◆ The task
Look through the material below. Copy every line with the string "Senate" in it.

··· Given records ···

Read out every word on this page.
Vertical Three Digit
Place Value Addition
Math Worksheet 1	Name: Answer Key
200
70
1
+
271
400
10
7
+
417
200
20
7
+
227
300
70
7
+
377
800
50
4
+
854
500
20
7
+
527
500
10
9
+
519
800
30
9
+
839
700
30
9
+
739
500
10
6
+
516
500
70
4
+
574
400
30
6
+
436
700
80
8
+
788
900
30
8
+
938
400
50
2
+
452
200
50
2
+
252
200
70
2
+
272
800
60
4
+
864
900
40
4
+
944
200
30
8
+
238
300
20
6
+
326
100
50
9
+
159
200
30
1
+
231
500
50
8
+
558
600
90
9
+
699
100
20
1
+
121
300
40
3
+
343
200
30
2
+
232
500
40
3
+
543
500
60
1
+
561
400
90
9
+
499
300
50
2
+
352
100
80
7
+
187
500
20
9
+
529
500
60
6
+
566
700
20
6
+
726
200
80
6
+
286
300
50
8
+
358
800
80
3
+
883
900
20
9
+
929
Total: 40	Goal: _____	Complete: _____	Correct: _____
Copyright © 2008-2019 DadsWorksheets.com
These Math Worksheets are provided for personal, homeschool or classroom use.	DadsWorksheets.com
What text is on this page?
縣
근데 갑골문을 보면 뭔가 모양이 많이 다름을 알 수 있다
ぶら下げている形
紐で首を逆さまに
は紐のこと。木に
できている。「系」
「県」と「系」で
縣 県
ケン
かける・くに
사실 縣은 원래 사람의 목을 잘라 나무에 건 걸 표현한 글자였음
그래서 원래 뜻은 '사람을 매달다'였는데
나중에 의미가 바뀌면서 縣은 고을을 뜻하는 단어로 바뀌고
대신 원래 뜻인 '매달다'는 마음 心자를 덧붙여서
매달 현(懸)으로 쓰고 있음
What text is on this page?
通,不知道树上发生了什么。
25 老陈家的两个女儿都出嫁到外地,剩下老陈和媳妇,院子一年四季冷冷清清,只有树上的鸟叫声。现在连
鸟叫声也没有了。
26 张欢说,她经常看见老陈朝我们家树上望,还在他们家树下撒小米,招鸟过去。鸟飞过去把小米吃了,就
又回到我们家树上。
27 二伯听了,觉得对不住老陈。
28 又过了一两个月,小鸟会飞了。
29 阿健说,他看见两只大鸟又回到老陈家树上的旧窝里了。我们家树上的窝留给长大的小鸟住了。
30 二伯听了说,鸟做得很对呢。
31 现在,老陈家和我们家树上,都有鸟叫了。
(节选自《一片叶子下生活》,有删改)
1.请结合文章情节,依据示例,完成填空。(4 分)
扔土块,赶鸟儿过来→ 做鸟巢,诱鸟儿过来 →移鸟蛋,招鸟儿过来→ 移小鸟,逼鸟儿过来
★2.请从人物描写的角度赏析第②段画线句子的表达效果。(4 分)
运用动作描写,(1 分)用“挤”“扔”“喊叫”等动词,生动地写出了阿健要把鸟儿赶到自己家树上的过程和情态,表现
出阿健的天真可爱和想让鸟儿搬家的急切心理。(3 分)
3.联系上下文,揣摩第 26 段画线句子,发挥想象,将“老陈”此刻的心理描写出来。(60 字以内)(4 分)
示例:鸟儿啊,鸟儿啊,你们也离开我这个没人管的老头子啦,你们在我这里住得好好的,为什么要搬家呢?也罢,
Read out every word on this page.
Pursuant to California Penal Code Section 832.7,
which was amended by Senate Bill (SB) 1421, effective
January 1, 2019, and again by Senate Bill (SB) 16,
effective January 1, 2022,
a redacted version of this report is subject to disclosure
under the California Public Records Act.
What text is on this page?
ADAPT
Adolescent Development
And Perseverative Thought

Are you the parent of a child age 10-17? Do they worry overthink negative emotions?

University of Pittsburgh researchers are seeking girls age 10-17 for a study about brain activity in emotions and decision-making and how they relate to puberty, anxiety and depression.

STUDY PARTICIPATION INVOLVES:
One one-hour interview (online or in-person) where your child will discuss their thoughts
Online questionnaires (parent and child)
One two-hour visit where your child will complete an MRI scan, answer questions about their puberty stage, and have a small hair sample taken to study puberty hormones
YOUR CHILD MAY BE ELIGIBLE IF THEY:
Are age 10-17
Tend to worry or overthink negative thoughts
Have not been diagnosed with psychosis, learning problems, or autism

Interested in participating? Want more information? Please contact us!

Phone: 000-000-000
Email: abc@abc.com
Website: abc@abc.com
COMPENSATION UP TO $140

···

◆ Worked answer
which was amended by Senate Bill (SB) 1421, effective
January 1, 2019, and again by Senate Bill (SB) 16,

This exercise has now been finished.